* INFORMATION SUPPLIED:
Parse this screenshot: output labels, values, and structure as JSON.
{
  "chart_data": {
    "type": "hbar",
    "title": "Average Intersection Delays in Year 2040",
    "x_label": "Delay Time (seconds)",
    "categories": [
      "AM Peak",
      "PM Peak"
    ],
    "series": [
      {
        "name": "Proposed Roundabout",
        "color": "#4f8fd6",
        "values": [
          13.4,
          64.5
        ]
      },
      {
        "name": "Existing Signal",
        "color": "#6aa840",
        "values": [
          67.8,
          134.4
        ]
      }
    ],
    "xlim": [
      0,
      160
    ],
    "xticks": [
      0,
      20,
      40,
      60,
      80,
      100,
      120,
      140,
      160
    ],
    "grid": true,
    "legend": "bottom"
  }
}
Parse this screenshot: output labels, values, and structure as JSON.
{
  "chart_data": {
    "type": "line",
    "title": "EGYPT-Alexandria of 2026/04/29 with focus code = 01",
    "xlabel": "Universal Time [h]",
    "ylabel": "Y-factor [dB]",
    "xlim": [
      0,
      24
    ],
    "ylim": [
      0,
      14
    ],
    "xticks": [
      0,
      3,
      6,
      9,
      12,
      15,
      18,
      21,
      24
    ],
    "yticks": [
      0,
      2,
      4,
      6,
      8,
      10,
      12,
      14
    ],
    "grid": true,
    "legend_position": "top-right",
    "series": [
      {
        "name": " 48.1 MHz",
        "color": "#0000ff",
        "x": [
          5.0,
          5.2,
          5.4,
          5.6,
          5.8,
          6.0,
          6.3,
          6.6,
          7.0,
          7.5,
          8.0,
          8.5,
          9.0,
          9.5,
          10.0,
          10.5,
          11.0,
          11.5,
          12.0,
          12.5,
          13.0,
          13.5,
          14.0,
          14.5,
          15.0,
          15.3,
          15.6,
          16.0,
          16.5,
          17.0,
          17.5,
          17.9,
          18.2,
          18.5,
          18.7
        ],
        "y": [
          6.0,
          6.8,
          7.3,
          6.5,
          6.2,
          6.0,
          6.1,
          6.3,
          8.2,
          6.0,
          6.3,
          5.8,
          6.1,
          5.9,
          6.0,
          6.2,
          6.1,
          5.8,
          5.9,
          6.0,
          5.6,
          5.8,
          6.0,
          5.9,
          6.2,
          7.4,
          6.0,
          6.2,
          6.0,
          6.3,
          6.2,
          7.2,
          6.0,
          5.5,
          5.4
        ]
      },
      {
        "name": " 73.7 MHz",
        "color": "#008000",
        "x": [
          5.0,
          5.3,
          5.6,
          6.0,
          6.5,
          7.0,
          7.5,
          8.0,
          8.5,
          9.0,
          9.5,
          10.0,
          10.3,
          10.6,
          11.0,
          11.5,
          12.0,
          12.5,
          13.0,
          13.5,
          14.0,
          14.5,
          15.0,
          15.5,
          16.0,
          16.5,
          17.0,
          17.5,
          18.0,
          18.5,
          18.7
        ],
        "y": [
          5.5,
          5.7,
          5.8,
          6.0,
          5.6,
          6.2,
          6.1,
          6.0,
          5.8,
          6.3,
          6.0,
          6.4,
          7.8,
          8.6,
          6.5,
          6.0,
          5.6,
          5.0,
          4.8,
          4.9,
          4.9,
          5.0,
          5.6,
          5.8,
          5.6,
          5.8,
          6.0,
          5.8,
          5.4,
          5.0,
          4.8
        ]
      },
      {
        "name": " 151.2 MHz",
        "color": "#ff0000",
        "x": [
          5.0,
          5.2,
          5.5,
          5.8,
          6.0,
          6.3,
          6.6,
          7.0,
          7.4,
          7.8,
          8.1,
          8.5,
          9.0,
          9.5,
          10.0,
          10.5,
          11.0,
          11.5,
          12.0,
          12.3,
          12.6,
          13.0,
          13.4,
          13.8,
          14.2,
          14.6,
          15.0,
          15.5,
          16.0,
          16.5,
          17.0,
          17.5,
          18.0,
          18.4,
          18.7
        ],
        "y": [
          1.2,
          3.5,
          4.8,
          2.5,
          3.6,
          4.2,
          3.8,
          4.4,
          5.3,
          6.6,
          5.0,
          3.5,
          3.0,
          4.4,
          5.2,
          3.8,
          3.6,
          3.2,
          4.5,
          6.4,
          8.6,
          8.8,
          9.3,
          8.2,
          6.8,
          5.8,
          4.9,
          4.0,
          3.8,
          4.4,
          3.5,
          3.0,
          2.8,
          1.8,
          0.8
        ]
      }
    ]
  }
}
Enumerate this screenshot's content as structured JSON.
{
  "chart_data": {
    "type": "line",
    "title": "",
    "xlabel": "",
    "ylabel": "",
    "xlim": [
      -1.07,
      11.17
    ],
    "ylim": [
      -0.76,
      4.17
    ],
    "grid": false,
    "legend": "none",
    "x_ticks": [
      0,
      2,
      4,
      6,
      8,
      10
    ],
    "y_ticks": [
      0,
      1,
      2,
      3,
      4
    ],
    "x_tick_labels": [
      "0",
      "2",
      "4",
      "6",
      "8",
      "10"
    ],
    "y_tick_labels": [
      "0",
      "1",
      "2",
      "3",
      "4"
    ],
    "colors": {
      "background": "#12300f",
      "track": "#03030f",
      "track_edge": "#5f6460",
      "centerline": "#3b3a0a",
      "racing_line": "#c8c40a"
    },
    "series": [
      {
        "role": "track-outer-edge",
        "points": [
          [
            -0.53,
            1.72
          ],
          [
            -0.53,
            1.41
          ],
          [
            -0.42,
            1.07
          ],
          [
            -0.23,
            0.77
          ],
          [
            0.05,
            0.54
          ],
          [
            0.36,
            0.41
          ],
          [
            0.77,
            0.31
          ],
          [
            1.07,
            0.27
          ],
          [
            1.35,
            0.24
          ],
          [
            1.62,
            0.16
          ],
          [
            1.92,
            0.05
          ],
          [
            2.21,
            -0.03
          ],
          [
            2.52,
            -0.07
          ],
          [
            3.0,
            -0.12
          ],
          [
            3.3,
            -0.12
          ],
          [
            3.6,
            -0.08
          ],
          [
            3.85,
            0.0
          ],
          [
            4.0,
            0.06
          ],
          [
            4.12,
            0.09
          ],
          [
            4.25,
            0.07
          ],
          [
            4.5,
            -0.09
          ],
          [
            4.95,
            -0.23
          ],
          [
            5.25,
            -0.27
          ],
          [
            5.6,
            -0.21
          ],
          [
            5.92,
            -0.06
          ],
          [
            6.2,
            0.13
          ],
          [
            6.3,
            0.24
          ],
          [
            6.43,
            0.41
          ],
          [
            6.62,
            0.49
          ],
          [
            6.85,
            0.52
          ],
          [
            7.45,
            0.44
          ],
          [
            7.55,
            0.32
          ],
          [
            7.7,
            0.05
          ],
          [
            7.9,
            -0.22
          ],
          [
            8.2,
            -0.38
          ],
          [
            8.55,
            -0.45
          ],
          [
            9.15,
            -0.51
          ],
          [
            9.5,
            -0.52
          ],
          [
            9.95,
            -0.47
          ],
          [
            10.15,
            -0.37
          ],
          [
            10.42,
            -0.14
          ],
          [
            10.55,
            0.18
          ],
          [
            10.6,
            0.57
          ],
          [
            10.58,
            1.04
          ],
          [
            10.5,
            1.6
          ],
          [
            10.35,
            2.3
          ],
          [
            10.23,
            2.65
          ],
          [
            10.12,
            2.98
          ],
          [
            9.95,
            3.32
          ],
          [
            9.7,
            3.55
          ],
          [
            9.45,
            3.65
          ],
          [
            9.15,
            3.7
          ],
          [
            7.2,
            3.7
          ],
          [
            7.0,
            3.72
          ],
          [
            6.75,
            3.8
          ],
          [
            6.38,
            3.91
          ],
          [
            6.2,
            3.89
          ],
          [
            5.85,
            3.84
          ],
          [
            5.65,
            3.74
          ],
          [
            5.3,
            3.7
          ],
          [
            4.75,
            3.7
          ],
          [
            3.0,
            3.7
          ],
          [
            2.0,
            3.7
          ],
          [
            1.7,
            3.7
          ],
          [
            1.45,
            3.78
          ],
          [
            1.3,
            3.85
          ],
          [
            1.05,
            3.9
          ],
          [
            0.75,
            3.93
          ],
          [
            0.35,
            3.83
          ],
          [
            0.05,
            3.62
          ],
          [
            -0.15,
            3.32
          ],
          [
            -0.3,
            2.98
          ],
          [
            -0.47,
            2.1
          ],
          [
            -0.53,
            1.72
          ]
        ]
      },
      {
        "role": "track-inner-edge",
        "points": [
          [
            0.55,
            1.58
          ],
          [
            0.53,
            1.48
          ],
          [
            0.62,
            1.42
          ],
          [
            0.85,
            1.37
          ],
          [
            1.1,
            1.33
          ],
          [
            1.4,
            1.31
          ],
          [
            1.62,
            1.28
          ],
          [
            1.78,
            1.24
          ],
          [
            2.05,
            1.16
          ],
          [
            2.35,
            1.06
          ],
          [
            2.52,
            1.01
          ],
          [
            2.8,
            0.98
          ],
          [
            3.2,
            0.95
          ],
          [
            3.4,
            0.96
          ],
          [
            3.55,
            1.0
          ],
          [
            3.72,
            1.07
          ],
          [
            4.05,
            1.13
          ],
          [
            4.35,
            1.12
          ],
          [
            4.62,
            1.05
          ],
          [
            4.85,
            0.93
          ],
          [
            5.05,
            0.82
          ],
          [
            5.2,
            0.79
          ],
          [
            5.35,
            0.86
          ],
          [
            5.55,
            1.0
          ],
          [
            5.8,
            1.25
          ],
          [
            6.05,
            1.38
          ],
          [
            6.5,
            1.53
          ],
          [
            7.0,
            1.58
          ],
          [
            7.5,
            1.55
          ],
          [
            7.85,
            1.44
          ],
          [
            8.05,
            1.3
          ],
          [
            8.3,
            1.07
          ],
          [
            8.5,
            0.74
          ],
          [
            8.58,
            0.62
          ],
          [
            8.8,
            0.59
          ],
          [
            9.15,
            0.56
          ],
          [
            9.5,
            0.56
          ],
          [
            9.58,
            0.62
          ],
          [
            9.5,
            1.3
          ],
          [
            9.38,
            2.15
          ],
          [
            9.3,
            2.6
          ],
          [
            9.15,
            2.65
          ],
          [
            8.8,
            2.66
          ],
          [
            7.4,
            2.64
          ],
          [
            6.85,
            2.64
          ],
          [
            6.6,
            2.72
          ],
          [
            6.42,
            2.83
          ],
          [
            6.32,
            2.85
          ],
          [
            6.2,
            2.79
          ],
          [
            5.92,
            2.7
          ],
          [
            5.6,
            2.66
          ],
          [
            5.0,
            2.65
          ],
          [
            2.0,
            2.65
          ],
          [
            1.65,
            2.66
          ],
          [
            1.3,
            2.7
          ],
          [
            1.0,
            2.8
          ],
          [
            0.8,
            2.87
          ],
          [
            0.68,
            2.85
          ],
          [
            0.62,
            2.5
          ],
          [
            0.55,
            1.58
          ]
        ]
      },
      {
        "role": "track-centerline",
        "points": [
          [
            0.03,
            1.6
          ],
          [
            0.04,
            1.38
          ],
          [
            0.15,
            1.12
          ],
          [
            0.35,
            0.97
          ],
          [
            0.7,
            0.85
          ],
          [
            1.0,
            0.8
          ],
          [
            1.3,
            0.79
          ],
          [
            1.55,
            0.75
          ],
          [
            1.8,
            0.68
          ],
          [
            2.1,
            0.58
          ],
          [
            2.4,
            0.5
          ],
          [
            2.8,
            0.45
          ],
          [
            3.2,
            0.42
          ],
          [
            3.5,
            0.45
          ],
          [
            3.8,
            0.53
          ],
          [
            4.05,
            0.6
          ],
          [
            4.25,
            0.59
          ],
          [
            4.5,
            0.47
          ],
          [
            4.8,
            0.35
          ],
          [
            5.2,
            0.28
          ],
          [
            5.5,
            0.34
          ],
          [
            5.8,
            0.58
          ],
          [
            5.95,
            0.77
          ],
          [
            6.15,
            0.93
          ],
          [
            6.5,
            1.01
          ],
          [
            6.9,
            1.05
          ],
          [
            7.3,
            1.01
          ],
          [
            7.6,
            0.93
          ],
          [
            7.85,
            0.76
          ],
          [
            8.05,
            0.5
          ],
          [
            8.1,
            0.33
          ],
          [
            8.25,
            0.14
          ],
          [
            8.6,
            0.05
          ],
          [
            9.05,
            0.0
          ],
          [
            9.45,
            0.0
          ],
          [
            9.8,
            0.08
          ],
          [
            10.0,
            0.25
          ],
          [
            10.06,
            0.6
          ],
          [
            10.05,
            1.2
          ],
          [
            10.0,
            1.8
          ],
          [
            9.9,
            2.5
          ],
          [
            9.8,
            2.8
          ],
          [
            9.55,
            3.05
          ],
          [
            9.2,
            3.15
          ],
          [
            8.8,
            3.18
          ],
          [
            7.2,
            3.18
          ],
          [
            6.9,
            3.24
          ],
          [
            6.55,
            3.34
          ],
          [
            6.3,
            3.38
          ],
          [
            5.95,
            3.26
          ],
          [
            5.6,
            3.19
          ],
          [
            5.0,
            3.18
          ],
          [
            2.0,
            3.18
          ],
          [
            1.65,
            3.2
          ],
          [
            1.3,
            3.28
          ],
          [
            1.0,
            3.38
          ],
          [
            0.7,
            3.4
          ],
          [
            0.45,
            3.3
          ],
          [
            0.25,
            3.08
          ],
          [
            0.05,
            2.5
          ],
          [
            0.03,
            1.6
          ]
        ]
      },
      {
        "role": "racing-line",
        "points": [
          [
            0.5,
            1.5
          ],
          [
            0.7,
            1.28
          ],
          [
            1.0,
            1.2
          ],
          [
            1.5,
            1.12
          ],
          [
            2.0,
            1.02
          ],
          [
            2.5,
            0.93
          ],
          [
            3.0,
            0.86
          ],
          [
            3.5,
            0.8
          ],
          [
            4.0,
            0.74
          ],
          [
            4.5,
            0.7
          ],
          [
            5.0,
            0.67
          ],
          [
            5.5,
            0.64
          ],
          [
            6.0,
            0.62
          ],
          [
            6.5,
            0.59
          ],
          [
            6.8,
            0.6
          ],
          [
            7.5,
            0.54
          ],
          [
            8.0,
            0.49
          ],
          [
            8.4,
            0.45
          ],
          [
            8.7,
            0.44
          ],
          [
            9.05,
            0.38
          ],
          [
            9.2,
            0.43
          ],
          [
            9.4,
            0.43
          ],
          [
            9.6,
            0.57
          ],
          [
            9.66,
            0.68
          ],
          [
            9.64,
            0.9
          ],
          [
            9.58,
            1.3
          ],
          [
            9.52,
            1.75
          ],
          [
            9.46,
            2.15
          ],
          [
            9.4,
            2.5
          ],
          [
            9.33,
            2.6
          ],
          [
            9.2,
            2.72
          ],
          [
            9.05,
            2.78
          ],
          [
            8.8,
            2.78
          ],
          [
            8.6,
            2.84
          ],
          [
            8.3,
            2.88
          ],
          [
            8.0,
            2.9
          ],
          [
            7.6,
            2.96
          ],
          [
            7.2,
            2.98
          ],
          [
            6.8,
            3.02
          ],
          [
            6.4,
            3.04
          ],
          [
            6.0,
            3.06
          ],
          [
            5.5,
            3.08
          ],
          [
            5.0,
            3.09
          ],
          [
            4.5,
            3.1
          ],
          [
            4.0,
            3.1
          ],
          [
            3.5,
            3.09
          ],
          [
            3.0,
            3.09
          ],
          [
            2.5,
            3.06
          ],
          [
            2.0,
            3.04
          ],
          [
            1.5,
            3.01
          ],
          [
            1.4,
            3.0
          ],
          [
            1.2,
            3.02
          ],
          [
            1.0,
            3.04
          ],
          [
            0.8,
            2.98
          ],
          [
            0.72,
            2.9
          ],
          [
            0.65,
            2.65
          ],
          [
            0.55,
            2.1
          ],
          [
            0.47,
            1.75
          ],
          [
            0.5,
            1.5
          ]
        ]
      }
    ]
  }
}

* TASK DETAILS: From the data above, copy each line where the string "title" appears.

* EXPECTED OUTPUT:
    "title": "Average Intersection Delays in Year 2040",
    "title": "EGYPT-Alexandria of 2026/04/29 with focus code = 01",
    "title": "",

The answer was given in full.